- **Set exercise a**
Starting at the beginning of the records and ending at the line that contains "351, 743, 367]", rewrite those lines with "param-row" replaced by "parameter-row", leaving everything else unchanged.
### Passage provided ###
Juan José Saer (Serodino, Santa Fe, Argentina, June 28, 1937Paris, France, June 11, 2005) was an Argentine writer, considered one of the most important in Latin American literature and in Spanish-language literature of the 20th century. He is considered the most important writer of Argentina after Jorge Luis Borges (according to Martin Kohan) and the best Argentine writer of the second half of the 20th century (according to Beatriz Sarlo). Four of his novels - La Pesquisa, El Entenado, La Grande and Glosa - appear on various lists made by Latin American and Spanish writers and critics of the best 100 books in the Spanish language of the last 25 years For his novel La Ocasión he won the Nadal Prize in 1987. In 1990, he won the Silver Condor Award for Best Original Screenplay for the film Las Veredas de Saturno.
### Records for the exercise ###
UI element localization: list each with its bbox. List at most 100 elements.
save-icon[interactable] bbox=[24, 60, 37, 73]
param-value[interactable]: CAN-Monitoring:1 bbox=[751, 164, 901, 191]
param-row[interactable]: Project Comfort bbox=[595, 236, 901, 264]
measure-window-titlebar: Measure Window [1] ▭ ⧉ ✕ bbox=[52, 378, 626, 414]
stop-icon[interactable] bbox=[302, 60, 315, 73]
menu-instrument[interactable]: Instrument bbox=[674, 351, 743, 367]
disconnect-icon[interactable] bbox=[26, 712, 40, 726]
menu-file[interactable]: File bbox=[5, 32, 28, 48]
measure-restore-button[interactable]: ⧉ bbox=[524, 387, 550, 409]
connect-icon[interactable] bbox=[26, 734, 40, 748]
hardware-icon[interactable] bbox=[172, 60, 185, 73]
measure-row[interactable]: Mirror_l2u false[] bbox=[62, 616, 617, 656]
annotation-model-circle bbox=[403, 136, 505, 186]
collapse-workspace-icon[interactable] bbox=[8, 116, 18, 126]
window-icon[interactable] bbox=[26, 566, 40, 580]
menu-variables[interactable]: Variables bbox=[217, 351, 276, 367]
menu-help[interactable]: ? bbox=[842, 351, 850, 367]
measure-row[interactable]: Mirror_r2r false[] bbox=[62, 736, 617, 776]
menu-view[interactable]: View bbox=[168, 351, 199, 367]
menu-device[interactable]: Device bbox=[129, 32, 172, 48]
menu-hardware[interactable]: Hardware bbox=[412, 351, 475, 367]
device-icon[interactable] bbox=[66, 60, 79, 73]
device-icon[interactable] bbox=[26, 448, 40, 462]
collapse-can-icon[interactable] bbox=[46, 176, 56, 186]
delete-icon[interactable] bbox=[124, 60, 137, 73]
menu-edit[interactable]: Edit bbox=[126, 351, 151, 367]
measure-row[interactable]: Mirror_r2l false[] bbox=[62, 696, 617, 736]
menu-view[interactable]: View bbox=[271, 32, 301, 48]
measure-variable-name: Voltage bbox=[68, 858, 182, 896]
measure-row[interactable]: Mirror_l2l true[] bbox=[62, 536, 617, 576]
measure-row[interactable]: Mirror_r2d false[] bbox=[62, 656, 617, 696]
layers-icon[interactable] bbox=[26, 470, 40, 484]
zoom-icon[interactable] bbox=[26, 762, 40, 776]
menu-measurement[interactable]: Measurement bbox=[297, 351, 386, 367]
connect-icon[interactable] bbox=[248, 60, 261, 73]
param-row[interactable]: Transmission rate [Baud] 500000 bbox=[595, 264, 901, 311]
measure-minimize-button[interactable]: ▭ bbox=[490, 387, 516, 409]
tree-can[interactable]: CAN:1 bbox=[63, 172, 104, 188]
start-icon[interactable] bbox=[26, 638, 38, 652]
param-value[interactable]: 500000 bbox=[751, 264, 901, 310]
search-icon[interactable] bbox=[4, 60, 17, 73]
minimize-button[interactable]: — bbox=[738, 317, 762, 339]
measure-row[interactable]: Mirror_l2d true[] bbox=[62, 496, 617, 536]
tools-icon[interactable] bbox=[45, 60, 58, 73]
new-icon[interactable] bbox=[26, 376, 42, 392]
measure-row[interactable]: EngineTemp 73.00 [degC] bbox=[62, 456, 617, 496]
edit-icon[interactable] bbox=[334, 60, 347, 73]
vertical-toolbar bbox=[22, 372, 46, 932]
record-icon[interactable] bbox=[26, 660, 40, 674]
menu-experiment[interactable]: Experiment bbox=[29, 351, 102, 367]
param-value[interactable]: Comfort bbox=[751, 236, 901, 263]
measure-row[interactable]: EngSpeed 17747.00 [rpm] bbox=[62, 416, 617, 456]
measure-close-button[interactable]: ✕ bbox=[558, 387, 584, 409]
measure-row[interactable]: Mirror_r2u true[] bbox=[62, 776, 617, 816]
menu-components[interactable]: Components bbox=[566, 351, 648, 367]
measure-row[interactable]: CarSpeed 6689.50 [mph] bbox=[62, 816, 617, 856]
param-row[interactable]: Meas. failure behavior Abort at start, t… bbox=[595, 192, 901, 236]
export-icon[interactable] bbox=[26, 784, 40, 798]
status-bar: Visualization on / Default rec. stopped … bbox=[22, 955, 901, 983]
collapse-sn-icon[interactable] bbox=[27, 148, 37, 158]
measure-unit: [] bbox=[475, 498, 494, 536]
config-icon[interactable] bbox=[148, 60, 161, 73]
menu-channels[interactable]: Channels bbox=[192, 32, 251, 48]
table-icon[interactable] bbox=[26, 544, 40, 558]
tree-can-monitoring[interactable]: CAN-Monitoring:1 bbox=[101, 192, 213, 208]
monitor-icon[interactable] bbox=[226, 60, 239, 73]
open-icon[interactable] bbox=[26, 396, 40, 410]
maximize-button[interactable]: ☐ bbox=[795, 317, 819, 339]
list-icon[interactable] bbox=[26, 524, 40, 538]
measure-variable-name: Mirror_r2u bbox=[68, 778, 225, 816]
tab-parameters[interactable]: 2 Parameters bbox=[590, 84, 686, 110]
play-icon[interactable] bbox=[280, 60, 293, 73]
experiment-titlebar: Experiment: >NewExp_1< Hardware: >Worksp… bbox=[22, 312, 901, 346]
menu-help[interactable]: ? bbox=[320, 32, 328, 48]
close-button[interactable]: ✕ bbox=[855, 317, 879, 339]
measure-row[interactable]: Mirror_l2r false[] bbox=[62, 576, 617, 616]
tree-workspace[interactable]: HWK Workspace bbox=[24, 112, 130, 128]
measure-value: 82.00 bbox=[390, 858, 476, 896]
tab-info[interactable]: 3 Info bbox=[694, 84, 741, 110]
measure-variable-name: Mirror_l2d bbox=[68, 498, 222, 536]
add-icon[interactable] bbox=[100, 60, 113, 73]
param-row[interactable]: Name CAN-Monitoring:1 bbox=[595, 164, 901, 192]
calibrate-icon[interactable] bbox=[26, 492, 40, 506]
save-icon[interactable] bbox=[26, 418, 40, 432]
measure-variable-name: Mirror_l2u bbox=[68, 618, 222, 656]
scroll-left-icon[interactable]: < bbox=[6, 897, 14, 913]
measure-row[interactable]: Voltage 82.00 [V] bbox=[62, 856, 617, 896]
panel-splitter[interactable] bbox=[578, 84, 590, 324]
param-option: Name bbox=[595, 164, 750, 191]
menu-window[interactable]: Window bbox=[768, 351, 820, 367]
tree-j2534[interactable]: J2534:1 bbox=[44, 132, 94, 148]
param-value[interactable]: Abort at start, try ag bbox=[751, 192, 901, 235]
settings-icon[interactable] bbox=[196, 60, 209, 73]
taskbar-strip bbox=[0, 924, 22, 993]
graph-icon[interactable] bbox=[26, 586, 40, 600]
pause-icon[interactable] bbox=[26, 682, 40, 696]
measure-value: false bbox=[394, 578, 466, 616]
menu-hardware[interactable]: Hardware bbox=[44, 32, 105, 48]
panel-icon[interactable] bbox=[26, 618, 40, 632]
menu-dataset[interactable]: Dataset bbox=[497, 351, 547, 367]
###
- **Set exercise b**
Name every novel by Saer that the passage about him mentions.

- **Written answer a**
UI element localization: list each with its bbox. List at most 100 elements.
save-icon[interactable] bbox=[24, 60, 37, 73]
param-value[interactable]: CAN-Monitoring:1 bbox=[751, 164, 901, 191]
parameter-row[interactable]: Project Comfort bbox=[595, 236, 901, 264]
measure-window-titlebar: Measure Window [1] ▭ ⧉ ✕ bbox=[52, 378, 626, 414]
stop-icon[interactable] bbox=[302, 60, 315, 73]
menu-instrument[interactable]: Instrument bbox=[674, 351, 743, 367]

- **Written answer b**
- La Pesquisa
- El Entenado
- La Grande
- Glosa
- La Ocasión